17/03/2018
Jeanne Labourbe : La 1ère communiste française
Jeanne Labourbe dès le début a soutenu la Révolution Russe et s'engage dans l'Armée Rouge. Elle est violée et exécutée à Odessa, début mars 1919, par des soldats français et russes blancs. Elle devint la première martyre du communisme français.
Jeanne Labourbe naquit à Lapalisse en 1877 dans une famille de journaliers marqués par les idées républicaines.
… En 1896, la jeune fille de 19 ans, repasseuse de son état, tombe sur une annonce réclamant les services d’une gouvernante en Pologne (alors rayée de la carte). Elle se rend sur place – dans l’empire russe –, exécute des travaux ménagers tout en apprenant le français aux enfants de ses employeurs.
Elle se lie avec la famille d’un déporté politique, s’initie à la question sociale et devient courrier au service de la révolution qui fermente. En 1905, elle se jette dans la mêlée libératrice amenée à échouer. Elle change de prénom. Voici désormais « l’institutrice Jeanne Labourbe », comme elle ne cessera plus d’être désignée.
Premier membre français du Parti bolchévique, Jeanne Labourbe intégra un groupe d'interprètes dont le but était de tenter de rallier à la cause des soviets le plus possible de soldats occidentaux engagés aux côtés des Russes blancs (pro-tsaristes) dans la guerre civile qui avait éclaté au lendemain de la Révolution d'octobre.

━━━━━━━━━━━━━━━━━━━━

▸ À faire
1: Relevez, dans l'ordre où ils apparaissent, tous les noms de lieux géographiques mentionnés dans le texte sur Jeanne Labourbe.
2: Poursuivez le texte sur Jeanne Labourbe à partir de sa dernière phrase, en quelques lignes.

▸ Données fournies

━━━━━━━━━━━━━━━━━━━━

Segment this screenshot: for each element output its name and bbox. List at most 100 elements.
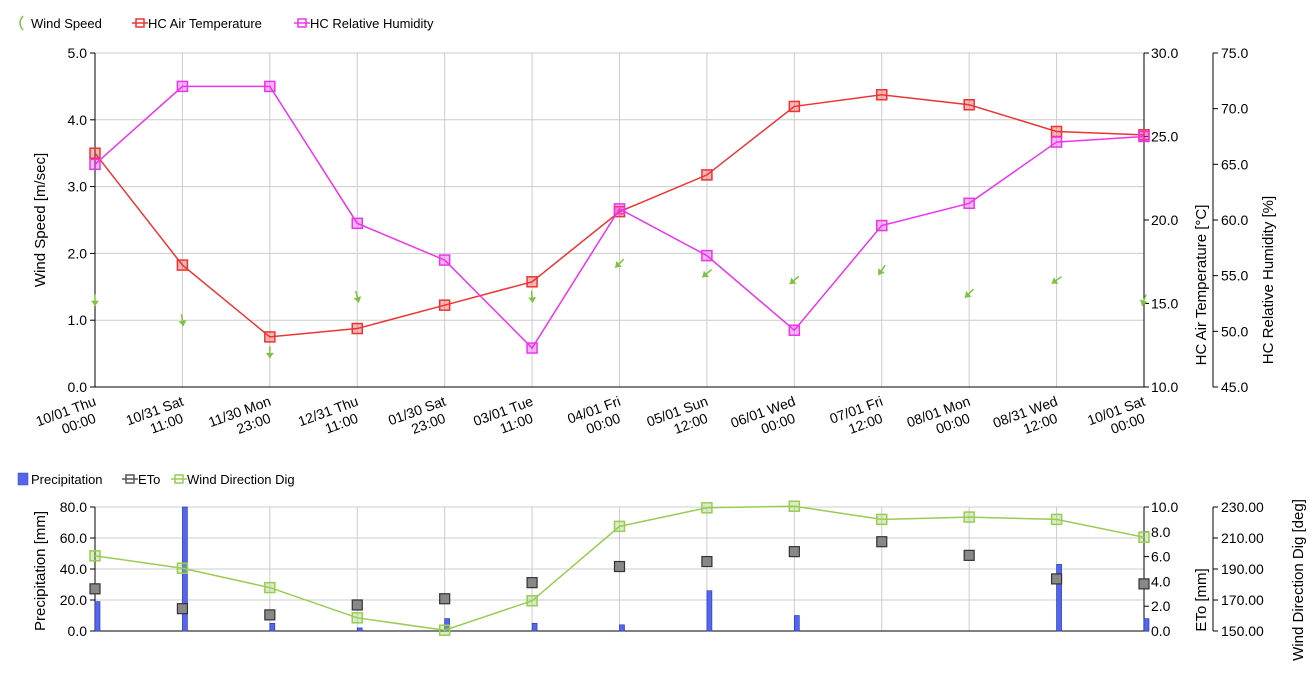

━━━━━━━━━━━━━━━━━━━━

▸ Réponses par tâche
1: Odessa, Lapalisse, la Pologne, l'empire russe

2:
Après la révolution d’octobre 1917, la Russie connaît à la fois la guerre civile et l’intervention étrangère. Lénine signe la paix avec l’Allemagne. Mais les pays de l’Entente (France, Angleterre, Grèce, Japon, États-Unis…) veulent isoler l’Europe de la contagion des idées révolutionnaires. Ils vont même jusqu’à débarquer en Russie septentrionale : les Anglais attaquent dans la Baltique et en Mer Noire, les Turcs pénètrent dans le Caucase, les Américains et les Japonais occupent Vladivostok.
Clémenceau conçoit une gigantesque opération de soutien aux armées Blanches, les armées contre-révolutionnaires. Entre décembre 1918 et janvier 1919 Sébastopol, Odessa, Nikolaïev et Kherson sont occupées. Simultanément les forces Blanches attaquent en Crimée.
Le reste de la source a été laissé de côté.